Exercise goal >> Below are records; work out how many of their lines hold the string "page" and give that number alone.

Record extracts >>
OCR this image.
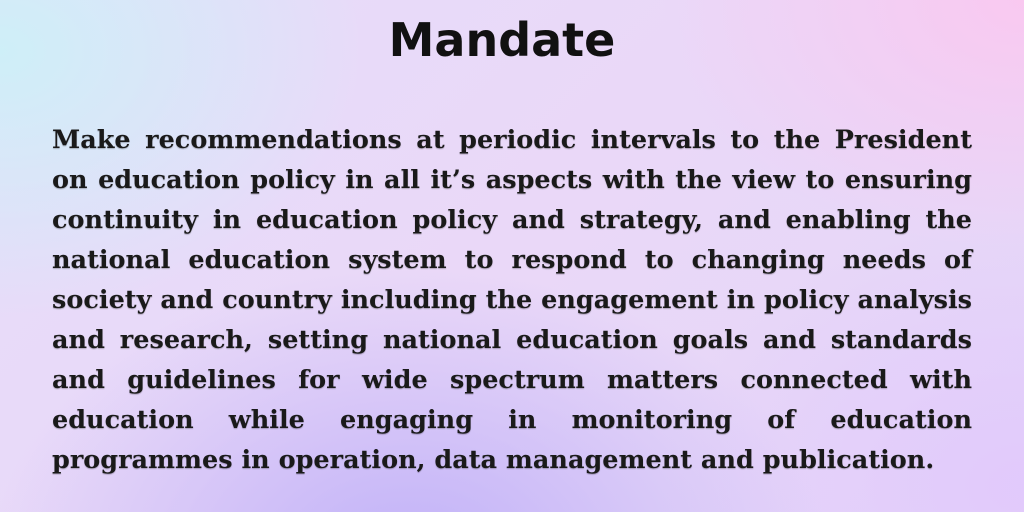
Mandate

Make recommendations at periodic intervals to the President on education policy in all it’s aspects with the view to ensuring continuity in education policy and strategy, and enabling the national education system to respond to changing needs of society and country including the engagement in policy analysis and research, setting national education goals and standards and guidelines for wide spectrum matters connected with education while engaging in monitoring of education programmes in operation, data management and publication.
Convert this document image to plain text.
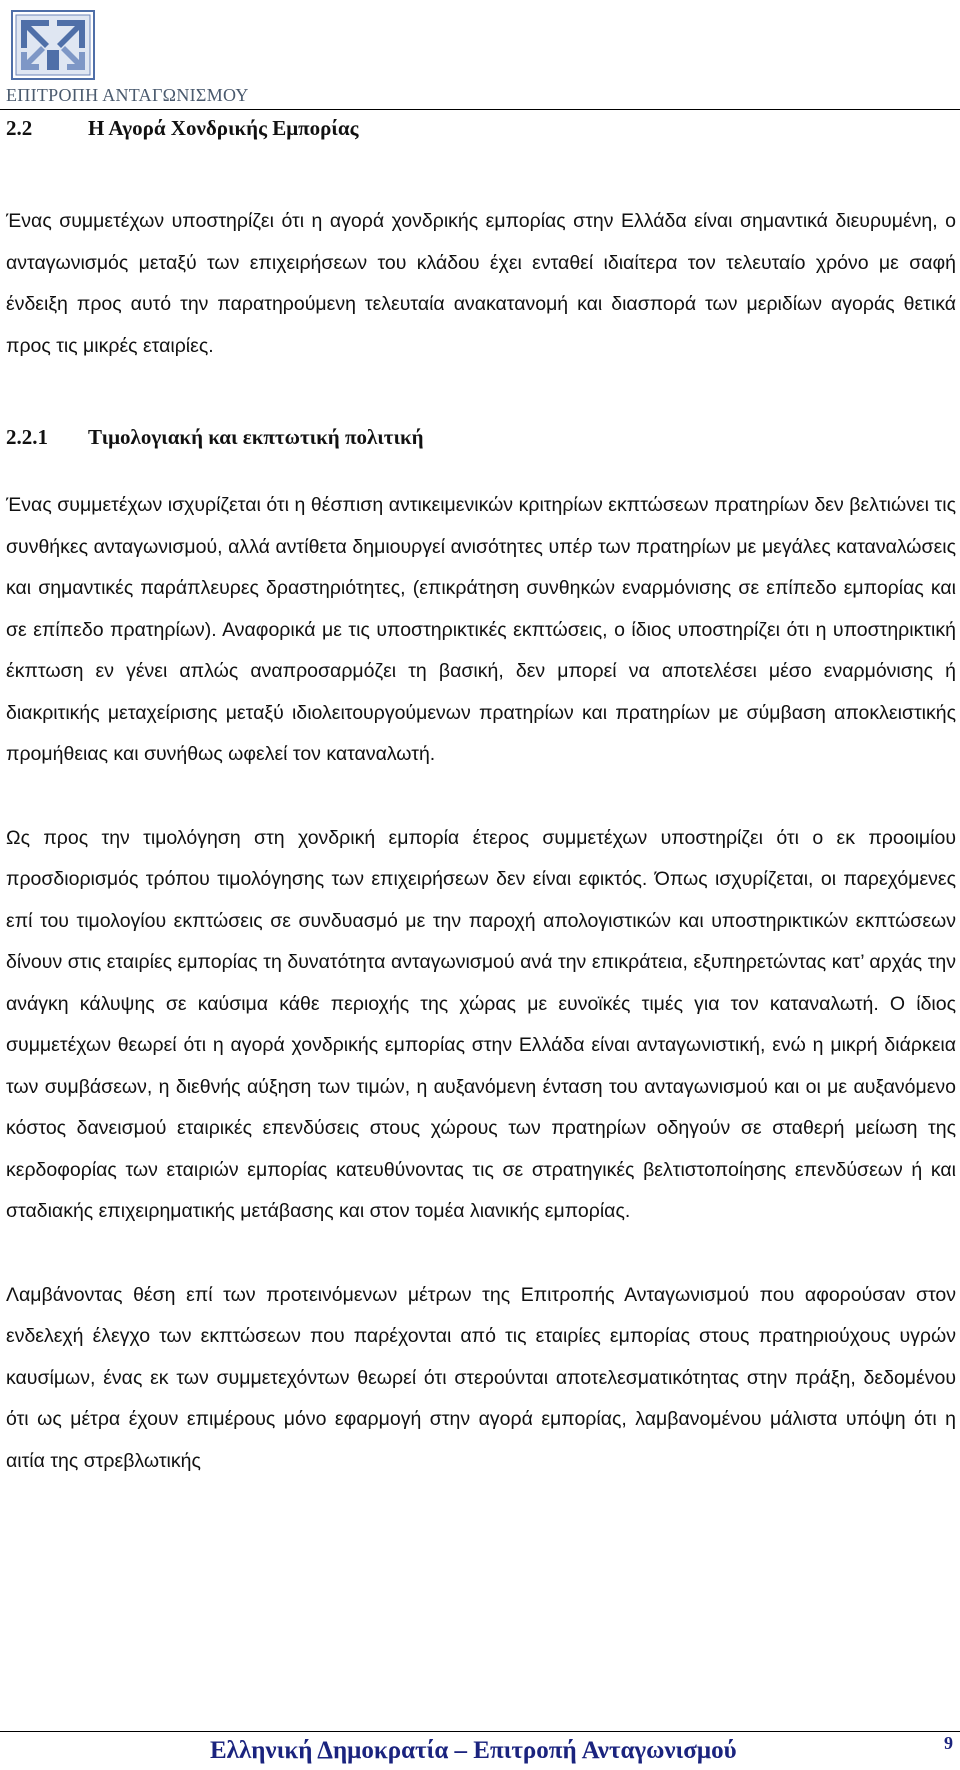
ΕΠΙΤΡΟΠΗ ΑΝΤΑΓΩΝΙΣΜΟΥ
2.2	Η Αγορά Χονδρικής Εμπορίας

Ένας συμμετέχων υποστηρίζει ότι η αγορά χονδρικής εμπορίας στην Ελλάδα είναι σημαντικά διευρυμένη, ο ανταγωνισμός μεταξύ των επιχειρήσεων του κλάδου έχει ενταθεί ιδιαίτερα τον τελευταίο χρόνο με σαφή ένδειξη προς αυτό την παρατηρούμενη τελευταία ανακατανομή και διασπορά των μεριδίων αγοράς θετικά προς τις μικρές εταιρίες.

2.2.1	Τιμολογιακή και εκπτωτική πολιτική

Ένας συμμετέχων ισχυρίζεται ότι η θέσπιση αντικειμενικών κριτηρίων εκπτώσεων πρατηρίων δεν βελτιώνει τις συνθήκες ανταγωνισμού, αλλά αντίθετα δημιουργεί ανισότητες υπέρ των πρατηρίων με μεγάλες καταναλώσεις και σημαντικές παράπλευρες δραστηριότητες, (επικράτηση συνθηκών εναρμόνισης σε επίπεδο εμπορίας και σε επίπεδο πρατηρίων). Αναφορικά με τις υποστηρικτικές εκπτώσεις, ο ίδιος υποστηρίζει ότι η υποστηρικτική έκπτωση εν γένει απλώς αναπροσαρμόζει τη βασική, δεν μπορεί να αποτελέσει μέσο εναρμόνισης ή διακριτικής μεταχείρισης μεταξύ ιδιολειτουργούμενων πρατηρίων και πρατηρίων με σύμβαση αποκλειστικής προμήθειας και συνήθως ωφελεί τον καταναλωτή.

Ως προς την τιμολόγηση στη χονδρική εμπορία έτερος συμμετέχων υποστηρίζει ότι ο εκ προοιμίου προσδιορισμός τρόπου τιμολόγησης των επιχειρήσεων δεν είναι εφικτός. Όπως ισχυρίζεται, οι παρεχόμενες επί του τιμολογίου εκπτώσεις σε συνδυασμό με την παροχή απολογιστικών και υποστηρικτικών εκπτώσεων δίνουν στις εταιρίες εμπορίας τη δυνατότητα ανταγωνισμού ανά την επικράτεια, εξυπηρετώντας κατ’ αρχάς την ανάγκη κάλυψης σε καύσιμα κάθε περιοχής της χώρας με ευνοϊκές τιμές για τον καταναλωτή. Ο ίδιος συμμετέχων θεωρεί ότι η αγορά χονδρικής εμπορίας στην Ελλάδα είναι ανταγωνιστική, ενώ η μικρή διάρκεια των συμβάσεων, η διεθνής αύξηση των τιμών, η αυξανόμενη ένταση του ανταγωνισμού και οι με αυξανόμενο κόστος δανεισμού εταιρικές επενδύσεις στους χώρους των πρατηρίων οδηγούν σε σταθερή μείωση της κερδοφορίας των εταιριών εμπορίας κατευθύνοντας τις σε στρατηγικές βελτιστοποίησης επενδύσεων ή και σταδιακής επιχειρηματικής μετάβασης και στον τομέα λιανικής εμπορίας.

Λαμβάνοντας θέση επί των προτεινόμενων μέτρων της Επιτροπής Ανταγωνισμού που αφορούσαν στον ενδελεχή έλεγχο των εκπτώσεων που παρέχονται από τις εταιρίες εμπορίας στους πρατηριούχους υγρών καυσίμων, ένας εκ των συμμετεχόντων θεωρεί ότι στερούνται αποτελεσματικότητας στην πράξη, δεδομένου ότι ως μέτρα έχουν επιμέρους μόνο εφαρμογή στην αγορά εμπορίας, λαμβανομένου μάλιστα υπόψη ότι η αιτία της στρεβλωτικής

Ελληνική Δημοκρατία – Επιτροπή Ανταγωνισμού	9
---
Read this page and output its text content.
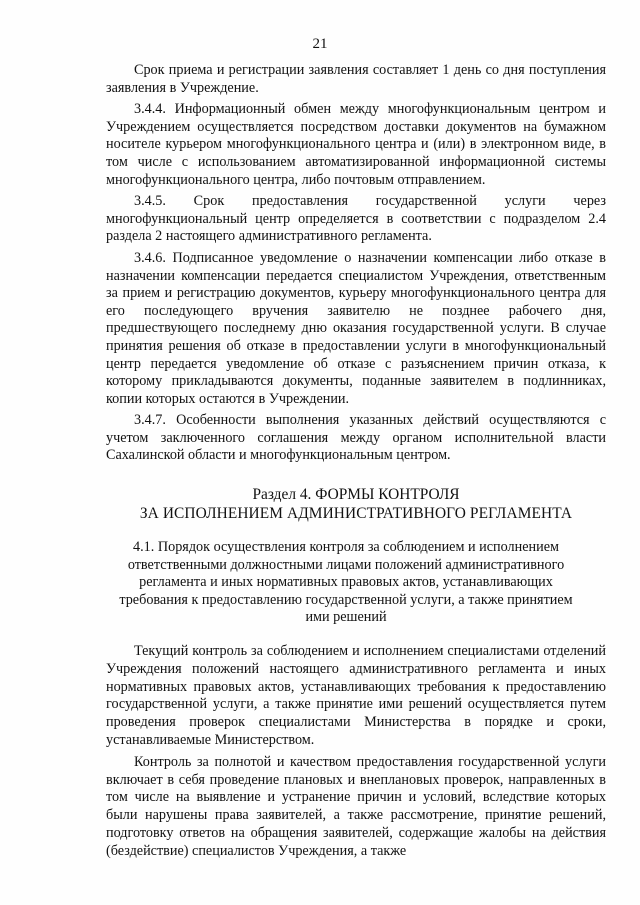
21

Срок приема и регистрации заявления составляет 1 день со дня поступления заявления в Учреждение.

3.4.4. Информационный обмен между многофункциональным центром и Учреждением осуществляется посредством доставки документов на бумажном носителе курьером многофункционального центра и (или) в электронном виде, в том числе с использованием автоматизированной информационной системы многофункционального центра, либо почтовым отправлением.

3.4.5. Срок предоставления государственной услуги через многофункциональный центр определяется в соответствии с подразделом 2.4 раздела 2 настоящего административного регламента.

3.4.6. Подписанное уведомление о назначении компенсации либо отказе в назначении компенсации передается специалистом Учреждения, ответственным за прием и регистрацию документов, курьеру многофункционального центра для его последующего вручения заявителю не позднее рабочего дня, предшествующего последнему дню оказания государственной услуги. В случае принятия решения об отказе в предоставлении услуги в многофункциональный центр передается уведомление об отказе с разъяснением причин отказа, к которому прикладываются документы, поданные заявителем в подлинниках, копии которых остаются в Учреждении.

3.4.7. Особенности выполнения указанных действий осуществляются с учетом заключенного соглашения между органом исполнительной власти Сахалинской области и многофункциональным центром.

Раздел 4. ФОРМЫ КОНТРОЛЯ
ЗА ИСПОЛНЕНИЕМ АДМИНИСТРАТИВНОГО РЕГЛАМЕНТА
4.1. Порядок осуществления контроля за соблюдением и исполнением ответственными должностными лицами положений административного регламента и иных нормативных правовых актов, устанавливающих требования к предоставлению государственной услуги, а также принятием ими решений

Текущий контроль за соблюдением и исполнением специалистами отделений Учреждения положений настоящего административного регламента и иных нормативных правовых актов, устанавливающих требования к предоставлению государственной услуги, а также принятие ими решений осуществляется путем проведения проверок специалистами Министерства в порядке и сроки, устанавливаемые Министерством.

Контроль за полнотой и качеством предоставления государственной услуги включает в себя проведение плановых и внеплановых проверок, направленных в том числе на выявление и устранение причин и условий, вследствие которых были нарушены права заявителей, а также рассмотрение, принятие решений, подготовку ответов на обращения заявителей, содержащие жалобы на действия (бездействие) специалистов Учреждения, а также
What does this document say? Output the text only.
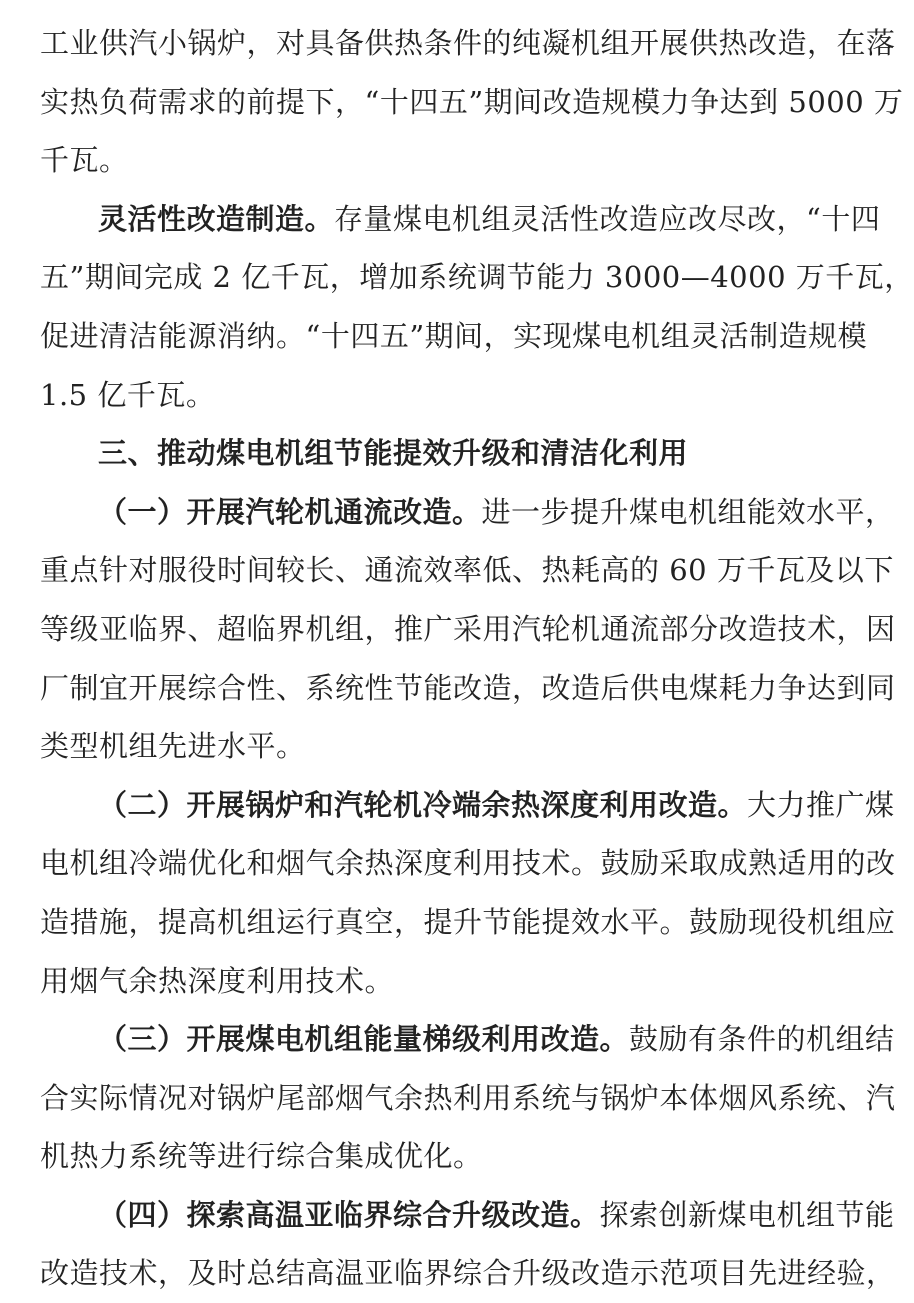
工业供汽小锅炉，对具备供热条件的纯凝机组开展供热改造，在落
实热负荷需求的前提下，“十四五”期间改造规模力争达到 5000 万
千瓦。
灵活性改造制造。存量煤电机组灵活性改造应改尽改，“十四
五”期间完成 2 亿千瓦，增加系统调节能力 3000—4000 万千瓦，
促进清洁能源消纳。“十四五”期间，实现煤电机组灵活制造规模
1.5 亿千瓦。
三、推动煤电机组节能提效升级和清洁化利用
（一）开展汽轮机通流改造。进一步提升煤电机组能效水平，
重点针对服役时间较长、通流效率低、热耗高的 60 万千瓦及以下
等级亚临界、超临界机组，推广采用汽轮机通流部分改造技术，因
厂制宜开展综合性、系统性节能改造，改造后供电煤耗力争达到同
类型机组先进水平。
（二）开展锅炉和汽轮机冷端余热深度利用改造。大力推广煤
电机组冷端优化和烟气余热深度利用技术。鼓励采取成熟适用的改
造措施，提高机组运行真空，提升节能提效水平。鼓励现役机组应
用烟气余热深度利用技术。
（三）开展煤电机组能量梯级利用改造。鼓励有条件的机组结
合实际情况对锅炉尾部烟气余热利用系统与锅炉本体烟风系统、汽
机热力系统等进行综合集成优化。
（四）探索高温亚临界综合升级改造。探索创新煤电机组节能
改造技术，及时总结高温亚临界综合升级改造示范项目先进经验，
* * *
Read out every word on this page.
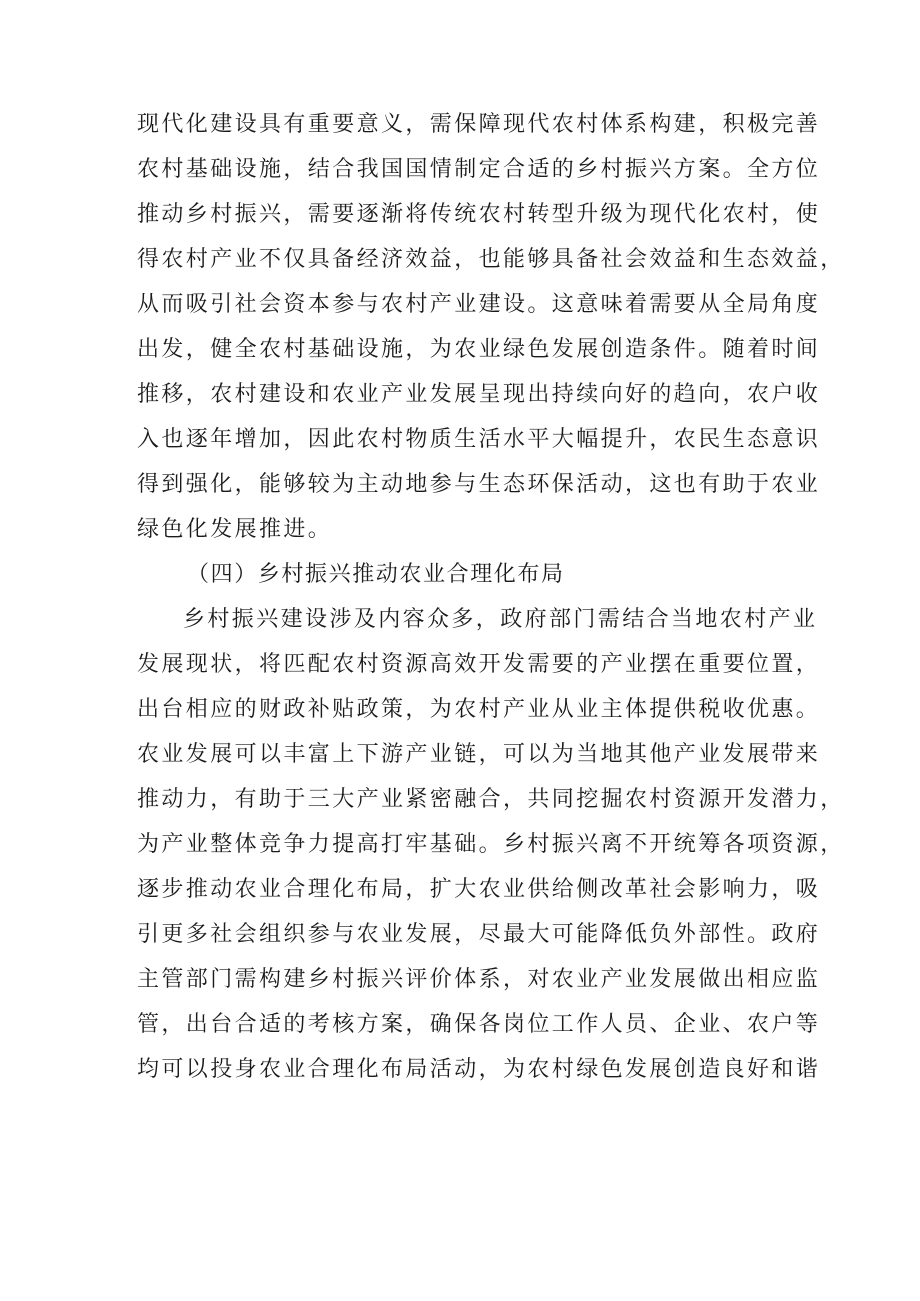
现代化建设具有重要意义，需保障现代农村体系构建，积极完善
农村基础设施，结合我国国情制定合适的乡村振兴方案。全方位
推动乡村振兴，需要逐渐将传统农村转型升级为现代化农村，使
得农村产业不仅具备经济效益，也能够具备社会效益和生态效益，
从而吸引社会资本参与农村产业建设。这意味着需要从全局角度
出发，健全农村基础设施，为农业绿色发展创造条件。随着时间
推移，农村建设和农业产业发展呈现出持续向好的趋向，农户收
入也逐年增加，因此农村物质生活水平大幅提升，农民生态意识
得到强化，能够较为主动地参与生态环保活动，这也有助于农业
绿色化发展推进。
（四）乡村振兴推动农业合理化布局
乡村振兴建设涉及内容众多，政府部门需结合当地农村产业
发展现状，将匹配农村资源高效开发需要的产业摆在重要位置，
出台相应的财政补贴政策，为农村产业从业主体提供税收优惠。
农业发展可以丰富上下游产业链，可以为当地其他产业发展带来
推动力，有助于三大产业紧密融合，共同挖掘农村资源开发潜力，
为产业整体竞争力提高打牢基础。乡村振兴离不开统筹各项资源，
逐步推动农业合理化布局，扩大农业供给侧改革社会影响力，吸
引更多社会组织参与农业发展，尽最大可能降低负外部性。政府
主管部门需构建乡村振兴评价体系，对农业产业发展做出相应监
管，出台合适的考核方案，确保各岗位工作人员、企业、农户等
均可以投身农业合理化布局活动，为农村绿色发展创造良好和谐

Result of the task >> 2